SUPPLIED RECORDS start
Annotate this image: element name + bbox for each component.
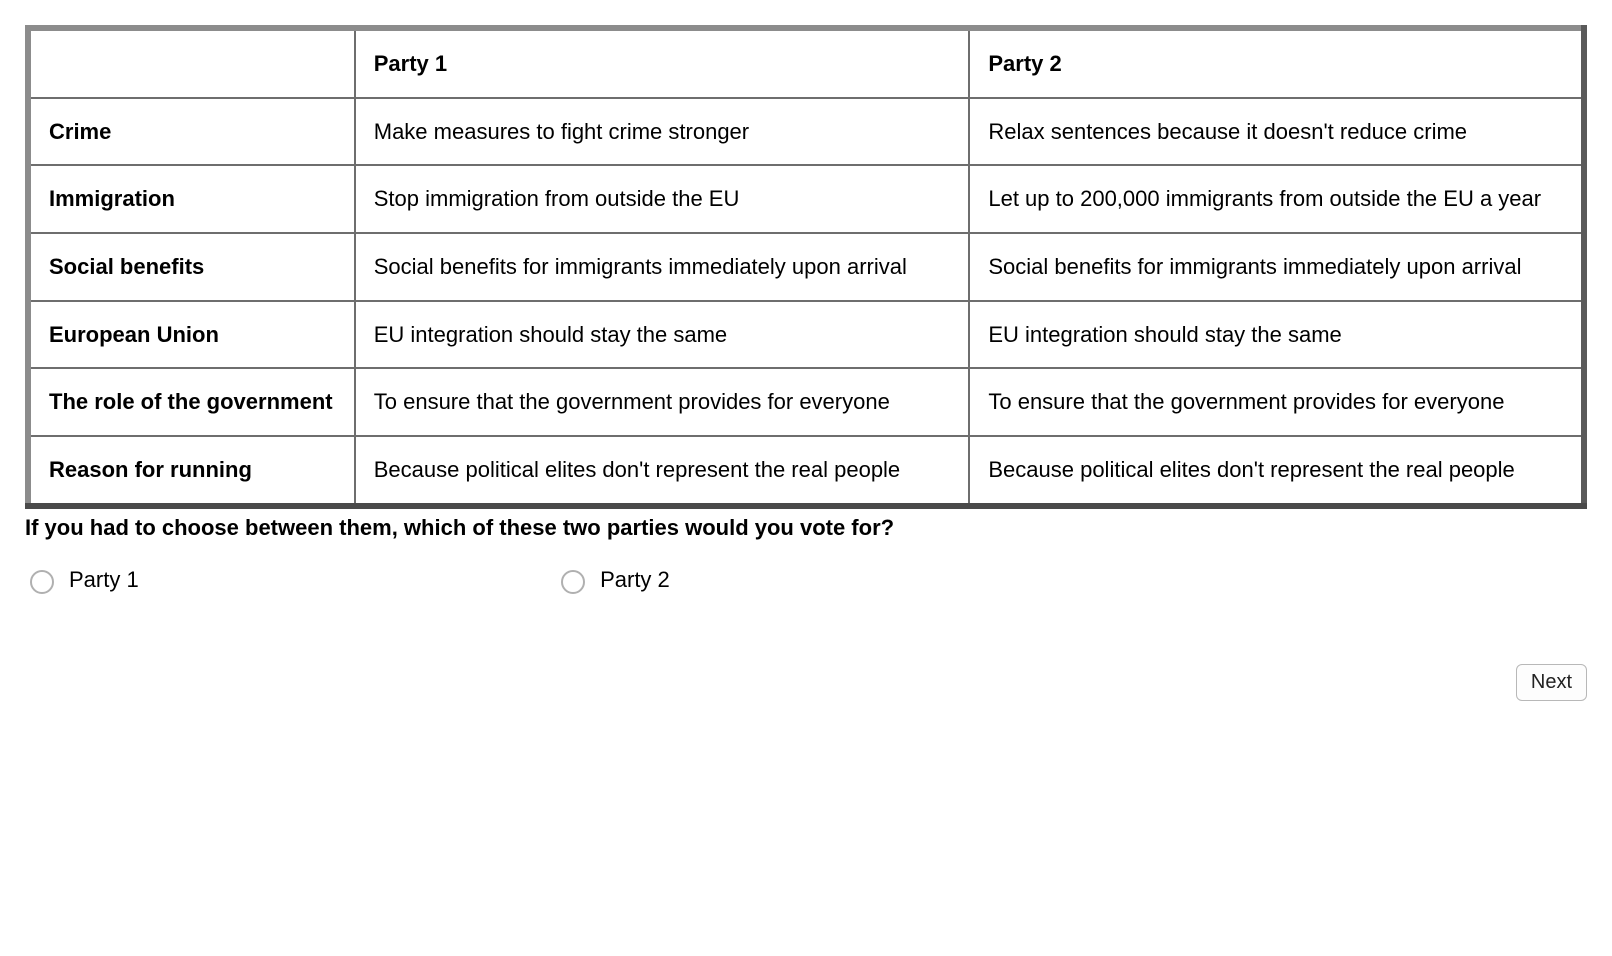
radio-option-group: Party 1 Party 2 <box>25 567 1587 594</box>
row-party1: Social benefits for immigrants immediate… <box>355 233 970 301</box>
footer-row: Next <box>25 664 1587 701</box>
option-party2[interactable]: Party 2 <box>556 567 1087 594</box>
row-party1: Make measures to fight crime stronger <box>355 98 970 166</box>
row-topic: European Union <box>28 301 355 369</box>
row-topic: Crime <box>28 98 355 166</box>
table-row: Reason for running Because political eli… <box>28 436 1584 506</box>
row-party1: EU integration should stay the same <box>355 301 970 369</box>
row-party2: Relax sentences because it doesn't reduc… <box>969 98 1584 166</box>
survey-question: If you had to choose between them, which… <box>25 515 1587 541</box>
row-party1: Because political elites don't represent… <box>355 436 970 506</box>
row-party2: Let up to 200,000 immigrants from outsid… <box>969 165 1584 233</box>
table-row: Crime Make measures to fight crime stron… <box>28 98 1584 166</box>
row-party2: Social benefits for immigrants immediate… <box>969 233 1584 301</box>
option-party2-label: Party 2 <box>600 567 670 593</box>
row-party2: To ensure that the government provides f… <box>969 368 1584 436</box>
row-party2: EU integration should stay the same <box>969 301 1584 369</box>
row-party2: Because political elites don't represent… <box>969 436 1584 506</box>
row-topic: The role of the government <box>28 368 355 436</box>
row-topic: Social benefits <box>28 233 355 301</box>
party-comparison-table: Party 1 Party 2 Crime Make measures to f… <box>25 25 1587 509</box>
row-topic: Reason for running <box>28 436 355 506</box>
table-header-row: Party 1 Party 2 <box>28 28 1584 98</box>
header-topic <box>28 28 355 98</box>
table-row: European Union EU integration should sta… <box>28 301 1584 369</box>
table-row: Social benefits Social benefits for immi… <box>28 233 1584 301</box>
table-row: The role of the government To ensure tha… <box>28 368 1584 436</box>
radio-party2[interactable] <box>561 570 585 594</box>
option-party1[interactable]: Party 1 <box>25 567 556 594</box>
header-party1: Party 1 <box>355 28 970 98</box>
row-party1: To ensure that the government provides f… <box>355 368 970 436</box>
table-row: Immigration Stop immigration from outsid… <box>28 165 1584 233</box>
radio-party1[interactable] <box>30 570 54 594</box>
option-party1-label: Party 1 <box>69 567 139 593</box>
next-button[interactable]: Next <box>1516 664 1587 701</box>
row-topic: Immigration <box>28 165 355 233</box>
header-party2: Party 2 <box>969 28 1584 98</box>
row-party1: Stop immigration from outside the EU <box>355 165 970 233</box>
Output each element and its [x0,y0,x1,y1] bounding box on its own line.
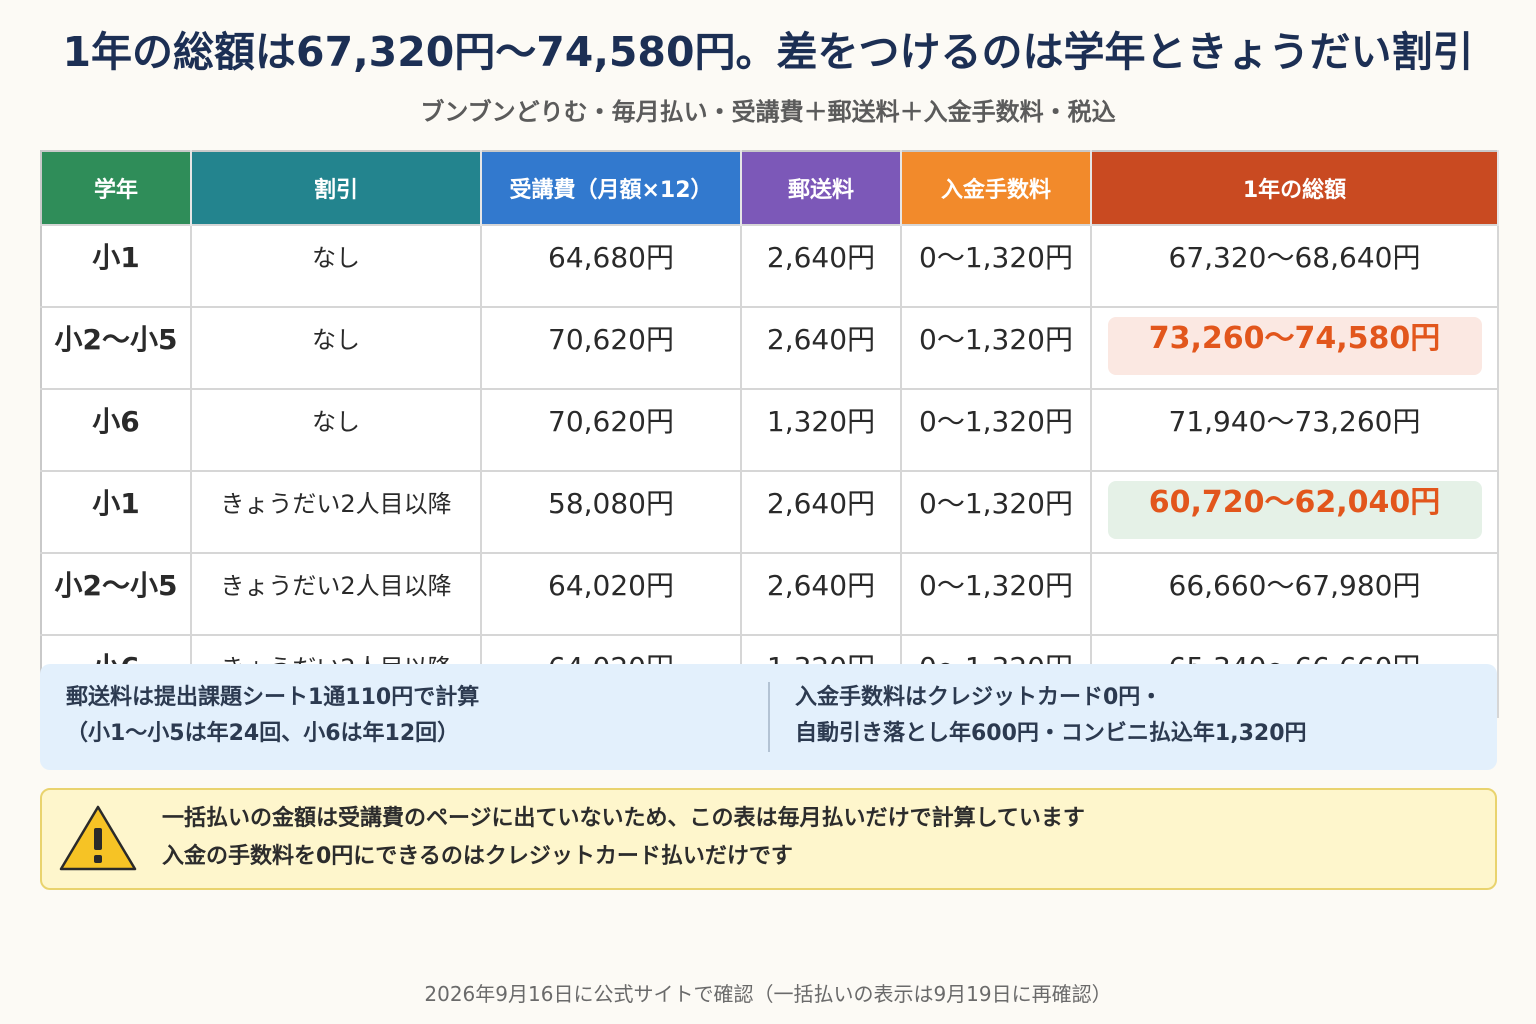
SUPPLIED RECORDS end
*YOUR OBJECTIVE*
Copy the listing lines verbatim, beginning with the line containing "radio-option-group: Party 1" and ending with the line containing "row-topic: European Union", both included.

*WRITTEN RESPONSE*
radio-option-group: Party 1 Party 2 <box>25 567 1587 594</box>
row-party1: Social benefits for immigrants immediate… <box>355 233 970 301</box>
footer-row: Next <box>25 664 1587 701</box>
option-party2[interactable]: Party 2 <box>556 567 1087 594</box>
row-party1: Make measures to fight crime stronger <box>355 98 970 166</box>
row-topic: European Union <box>28 301 355 369</box>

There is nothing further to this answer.